GIVEN RECORDS
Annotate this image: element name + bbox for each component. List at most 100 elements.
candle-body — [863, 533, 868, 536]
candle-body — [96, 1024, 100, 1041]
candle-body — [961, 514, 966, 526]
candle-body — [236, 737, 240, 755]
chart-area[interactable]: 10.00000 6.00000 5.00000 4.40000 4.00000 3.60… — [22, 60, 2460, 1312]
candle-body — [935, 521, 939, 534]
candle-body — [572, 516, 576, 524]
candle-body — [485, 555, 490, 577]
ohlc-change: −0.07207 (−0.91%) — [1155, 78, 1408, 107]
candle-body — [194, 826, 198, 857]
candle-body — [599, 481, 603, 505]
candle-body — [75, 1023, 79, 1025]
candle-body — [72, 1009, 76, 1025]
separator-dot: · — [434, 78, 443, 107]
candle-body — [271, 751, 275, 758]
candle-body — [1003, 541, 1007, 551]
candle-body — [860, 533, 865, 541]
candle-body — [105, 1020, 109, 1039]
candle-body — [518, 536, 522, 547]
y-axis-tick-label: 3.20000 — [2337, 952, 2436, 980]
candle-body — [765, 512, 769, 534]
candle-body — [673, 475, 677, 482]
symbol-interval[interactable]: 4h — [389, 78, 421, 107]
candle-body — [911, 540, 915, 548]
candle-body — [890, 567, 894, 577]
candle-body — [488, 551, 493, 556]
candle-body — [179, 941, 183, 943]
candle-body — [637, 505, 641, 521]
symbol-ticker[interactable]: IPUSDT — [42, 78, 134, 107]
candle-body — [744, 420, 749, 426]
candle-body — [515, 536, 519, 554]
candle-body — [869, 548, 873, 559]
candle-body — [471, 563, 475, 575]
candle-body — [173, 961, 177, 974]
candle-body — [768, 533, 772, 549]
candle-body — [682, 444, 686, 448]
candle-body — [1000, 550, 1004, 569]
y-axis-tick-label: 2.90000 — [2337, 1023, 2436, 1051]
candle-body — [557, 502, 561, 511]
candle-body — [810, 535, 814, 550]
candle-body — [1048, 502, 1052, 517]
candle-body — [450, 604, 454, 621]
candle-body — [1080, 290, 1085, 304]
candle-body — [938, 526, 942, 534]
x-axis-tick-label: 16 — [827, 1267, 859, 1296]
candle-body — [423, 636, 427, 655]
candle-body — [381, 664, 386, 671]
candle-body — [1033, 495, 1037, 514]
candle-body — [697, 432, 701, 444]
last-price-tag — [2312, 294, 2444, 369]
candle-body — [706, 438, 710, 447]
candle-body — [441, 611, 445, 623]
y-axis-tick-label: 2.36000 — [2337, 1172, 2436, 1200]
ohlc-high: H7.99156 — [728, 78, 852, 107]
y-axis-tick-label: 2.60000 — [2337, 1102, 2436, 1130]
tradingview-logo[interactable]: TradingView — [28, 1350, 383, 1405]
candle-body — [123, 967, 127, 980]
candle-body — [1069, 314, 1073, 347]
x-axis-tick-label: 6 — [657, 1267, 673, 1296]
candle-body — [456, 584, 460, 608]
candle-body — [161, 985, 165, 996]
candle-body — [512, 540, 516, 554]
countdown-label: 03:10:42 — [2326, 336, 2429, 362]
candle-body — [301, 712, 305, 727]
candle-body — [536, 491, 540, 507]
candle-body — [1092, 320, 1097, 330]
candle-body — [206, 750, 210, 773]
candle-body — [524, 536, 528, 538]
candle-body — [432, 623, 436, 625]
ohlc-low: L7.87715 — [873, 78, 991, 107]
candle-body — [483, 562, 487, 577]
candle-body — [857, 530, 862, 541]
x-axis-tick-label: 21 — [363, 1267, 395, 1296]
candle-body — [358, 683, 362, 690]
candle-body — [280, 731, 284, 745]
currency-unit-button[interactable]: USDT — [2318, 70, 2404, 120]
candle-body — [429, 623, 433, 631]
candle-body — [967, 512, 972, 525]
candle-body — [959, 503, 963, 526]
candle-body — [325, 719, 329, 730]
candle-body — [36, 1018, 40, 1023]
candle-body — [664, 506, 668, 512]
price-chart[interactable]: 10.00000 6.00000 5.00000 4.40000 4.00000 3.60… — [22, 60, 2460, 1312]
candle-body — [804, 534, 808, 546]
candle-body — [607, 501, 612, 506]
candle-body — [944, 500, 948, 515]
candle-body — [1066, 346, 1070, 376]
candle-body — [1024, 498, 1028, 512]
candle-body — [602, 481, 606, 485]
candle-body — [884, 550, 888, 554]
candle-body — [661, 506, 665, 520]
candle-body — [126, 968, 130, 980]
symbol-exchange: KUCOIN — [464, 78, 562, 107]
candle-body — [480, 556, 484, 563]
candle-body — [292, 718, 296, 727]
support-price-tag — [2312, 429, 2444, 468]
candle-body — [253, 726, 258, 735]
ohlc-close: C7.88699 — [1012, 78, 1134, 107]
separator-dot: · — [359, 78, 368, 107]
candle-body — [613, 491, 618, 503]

REQUEST
Pull every line from the records above that contains the string "ohlc". Matching is case-sensitive.

COMPLETE ANSWER
ohlc-change: −0.07207 (−0.91%) — [1155, 78, 1408, 107]
ohlc-high: H7.99156 — [728, 78, 852, 107]
ohlc-low: L7.87715 — [873, 78, 991, 107]
ohlc-close: C7.88699 — [1012, 78, 1134, 107]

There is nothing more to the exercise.